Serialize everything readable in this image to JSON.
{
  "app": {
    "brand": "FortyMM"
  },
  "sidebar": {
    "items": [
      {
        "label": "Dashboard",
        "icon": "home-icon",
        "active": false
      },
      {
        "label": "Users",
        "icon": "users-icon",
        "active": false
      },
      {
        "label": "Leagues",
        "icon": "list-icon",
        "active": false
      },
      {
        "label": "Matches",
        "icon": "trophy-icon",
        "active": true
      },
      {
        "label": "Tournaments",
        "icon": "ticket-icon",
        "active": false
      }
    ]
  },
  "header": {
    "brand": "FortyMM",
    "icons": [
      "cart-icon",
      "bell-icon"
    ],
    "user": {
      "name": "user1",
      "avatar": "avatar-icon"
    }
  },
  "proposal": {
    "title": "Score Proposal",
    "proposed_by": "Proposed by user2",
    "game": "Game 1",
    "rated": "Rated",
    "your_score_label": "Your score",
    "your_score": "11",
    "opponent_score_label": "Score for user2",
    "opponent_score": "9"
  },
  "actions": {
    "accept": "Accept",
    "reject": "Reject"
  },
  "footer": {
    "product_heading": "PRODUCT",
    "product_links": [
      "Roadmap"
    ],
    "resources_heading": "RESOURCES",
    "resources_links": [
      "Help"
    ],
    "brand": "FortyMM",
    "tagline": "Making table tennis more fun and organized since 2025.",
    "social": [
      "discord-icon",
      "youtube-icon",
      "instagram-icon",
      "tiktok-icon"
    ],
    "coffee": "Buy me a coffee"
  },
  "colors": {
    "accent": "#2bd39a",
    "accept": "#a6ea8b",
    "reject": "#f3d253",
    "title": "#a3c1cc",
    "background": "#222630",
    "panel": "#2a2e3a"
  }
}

WORK TO BE COMPLETED
Write out the records shown above, exactly as they appear.

REPLY
Serialize everything readable in this image to JSON.
{
  "app": {
    "brand": "FortyMM"
  },
  "sidebar": {
    "items": [
      {
        "label": "Dashboard",
        "icon": "home-icon",
        "active": false
      },
      {
        "label": "Users",
        "icon": "users-icon",
        "active": false
      },
      {
        "label": "Leagues",
        "icon": "list-icon",
        "active": false
      },
      {
        "label": "Matches",
        "icon": "trophy-icon",
        "active": true
      },
      {
        "label": "Tournaments",
        "icon": "ticket-icon",
        "active": false
      }
    ]
  },
  "header": {
    "brand": "FortyMM",
    "icons": [
      "cart-icon",
      "bell-icon"
    ],
    "user": {
      "name": "user1",
      "avatar": "avatar-icon"
    }
  },
  "proposal": {
    "title": "Score Proposal",
    "proposed_by": "Proposed by user2",
    "game": "Game 1",
    "rated": "Rated",
    "your_score_label": "Your score",
    "your_score": "11",
    "opponent_score_label": "Score for user2",
    "opponent_score": "9"
  },
  "actions": {
    "accept": "Accept",
    "reject": "Reject"
  },
  "footer": {
    "product_heading": "PRODUCT",
    "product_links": [
      "Roadmap"
    ],
    "resources_heading": "RESOURCES",
    "resources_links": [
      "Help"
    ],
    "brand": "FortyMM",
    "tagline": "Making table tennis more fun and organized since 2025.",
    "social": [
      "discord-icon",
      "youtube-icon",
      "instagram-icon",
      "tiktok-icon"
    ],
    "coffee": "Buy me a coffee"
  },
  "colors": {
    "accent": "#2bd39a",
    "accept": "#a6ea8b",
    "reject": "#f3d253",
    "title": "#a3c1cc",
    "background": "#222630",
    "panel": "#2a2e3a"
  }
}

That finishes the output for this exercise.